Work to do:
From the listing below, pull out all lines with "panel" in them.

Figure data in JSON:

::::::::::

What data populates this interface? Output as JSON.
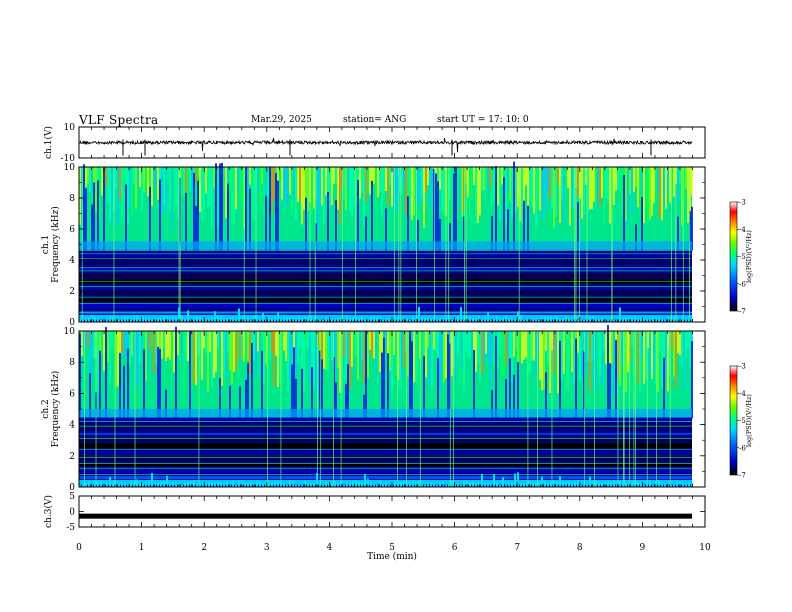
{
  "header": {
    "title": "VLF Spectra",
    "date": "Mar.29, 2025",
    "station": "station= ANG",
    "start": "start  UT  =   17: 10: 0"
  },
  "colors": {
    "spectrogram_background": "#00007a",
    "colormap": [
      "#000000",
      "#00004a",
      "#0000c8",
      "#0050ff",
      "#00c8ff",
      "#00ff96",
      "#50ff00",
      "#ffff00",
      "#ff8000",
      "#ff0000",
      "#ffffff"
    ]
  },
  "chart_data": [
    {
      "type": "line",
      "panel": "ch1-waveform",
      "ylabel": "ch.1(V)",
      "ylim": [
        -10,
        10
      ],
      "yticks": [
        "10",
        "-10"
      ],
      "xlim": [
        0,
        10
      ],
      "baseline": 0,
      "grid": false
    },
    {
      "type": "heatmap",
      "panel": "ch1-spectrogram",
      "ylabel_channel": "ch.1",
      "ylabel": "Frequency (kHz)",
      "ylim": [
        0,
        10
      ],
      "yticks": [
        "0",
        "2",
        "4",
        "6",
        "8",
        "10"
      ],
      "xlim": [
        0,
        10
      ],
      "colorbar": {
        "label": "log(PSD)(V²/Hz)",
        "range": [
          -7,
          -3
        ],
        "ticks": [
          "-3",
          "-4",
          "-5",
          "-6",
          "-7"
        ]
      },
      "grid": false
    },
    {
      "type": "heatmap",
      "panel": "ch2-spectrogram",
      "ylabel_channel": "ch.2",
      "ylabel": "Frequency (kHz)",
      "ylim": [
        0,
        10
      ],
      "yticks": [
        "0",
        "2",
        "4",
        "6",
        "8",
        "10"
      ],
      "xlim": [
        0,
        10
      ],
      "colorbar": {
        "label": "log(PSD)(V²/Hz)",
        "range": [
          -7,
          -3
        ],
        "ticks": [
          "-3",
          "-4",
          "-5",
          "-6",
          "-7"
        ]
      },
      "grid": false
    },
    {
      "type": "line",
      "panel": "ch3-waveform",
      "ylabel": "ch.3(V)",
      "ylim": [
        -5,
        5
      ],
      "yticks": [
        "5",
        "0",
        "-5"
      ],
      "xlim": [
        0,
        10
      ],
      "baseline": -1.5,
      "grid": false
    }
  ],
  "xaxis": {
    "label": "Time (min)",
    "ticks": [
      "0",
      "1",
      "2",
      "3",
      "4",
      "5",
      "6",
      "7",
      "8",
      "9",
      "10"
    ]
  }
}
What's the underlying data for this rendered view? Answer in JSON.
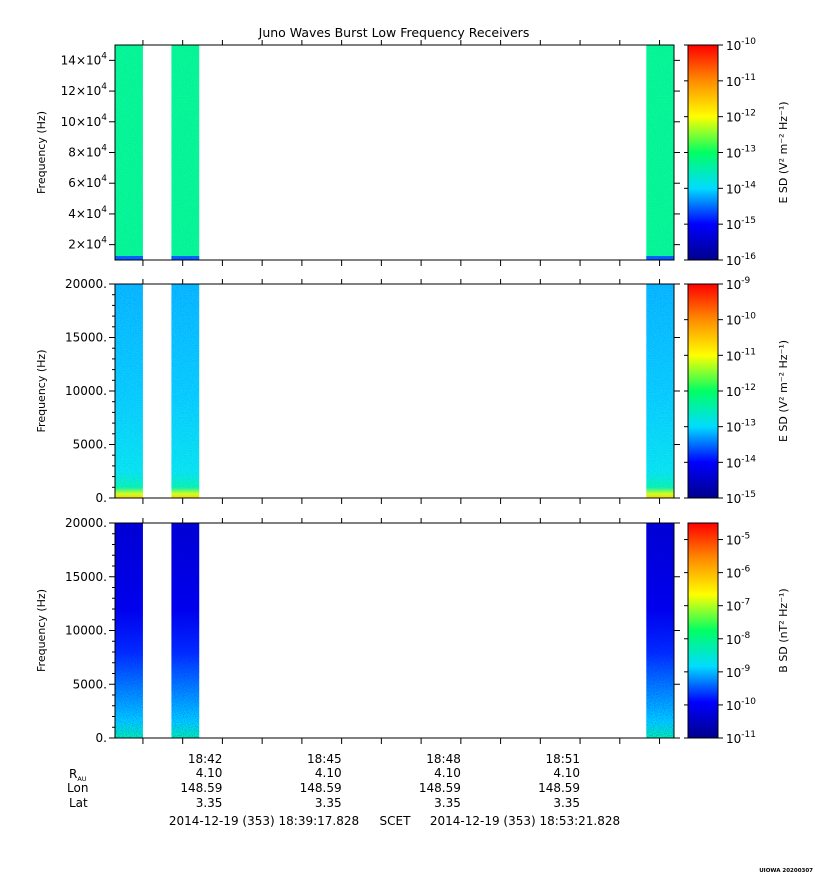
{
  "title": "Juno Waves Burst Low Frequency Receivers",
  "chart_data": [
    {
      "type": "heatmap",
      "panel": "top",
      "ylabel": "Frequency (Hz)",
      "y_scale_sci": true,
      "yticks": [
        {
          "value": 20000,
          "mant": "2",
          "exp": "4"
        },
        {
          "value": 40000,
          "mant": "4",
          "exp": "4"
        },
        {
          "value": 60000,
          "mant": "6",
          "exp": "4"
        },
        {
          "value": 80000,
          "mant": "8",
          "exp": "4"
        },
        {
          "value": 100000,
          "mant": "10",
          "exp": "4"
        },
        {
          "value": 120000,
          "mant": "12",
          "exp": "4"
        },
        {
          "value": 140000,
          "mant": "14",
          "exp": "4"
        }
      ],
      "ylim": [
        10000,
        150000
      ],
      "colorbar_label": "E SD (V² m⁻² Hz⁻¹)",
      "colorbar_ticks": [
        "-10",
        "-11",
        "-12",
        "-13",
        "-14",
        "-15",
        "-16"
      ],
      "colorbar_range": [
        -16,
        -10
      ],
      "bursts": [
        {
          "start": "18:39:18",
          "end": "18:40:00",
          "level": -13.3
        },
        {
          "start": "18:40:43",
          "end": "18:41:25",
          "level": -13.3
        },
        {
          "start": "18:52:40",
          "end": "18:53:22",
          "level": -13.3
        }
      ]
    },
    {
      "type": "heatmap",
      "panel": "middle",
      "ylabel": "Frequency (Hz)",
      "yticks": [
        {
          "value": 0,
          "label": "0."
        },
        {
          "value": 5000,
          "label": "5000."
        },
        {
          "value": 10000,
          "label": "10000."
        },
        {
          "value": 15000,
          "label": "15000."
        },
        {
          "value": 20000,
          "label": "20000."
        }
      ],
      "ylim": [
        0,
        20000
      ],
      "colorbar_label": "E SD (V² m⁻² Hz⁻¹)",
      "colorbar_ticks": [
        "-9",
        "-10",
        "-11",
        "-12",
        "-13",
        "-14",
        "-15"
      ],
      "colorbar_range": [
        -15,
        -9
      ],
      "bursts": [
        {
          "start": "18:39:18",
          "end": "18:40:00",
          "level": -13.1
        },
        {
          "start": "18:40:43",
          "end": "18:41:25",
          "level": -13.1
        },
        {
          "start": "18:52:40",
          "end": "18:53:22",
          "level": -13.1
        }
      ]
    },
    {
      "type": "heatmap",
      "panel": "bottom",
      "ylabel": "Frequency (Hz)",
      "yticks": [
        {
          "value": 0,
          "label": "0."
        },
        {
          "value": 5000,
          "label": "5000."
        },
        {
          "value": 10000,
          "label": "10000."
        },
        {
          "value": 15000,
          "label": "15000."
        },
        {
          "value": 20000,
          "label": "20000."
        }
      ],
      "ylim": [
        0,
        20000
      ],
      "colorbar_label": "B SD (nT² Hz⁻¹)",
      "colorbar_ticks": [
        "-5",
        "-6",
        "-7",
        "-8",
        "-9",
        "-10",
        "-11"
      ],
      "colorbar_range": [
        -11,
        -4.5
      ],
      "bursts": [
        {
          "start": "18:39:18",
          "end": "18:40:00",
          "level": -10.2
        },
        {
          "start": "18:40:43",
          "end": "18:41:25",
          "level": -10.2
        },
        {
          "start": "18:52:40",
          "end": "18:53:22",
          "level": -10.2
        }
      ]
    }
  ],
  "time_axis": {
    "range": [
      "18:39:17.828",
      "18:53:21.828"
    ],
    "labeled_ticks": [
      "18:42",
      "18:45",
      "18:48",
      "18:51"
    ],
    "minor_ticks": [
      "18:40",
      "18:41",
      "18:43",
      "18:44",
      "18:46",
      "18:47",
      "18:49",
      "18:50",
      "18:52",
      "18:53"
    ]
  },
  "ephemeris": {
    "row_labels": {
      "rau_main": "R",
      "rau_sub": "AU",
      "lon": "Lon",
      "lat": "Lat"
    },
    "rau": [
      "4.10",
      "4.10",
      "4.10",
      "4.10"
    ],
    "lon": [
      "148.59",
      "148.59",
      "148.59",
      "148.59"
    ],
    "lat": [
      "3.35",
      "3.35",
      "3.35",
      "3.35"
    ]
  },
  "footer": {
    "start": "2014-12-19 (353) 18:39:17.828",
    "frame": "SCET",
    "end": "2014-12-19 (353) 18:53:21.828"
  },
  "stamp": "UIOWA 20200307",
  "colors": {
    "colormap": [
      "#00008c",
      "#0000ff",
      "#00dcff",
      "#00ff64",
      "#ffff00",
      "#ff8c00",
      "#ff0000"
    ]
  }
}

::::::::::

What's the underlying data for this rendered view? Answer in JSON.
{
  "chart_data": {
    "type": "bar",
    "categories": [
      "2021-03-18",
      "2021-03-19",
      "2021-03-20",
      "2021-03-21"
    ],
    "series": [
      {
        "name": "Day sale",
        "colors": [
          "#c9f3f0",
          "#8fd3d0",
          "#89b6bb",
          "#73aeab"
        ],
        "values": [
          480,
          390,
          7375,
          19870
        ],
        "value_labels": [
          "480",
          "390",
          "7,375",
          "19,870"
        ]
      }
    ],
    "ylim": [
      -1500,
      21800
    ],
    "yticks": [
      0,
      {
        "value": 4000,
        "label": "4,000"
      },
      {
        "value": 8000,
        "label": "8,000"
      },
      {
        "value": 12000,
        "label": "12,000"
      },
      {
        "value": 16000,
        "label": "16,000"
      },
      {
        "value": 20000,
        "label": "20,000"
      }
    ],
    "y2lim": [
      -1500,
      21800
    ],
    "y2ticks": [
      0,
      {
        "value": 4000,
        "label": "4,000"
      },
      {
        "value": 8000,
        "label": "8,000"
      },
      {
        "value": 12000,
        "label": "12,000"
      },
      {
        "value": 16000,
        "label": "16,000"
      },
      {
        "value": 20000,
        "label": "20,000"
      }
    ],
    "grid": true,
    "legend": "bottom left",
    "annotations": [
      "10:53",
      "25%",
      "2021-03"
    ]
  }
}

::::::::::

Exercise solution:
      "panel": "ch1-waveform",
      "panel": "ch1-spectrogram",
      "panel": "ch2-spectrogram",
      "panel": "ch3-waveform",
      "panel": "top",
      "panel": "middle",
      "panel": "bottom",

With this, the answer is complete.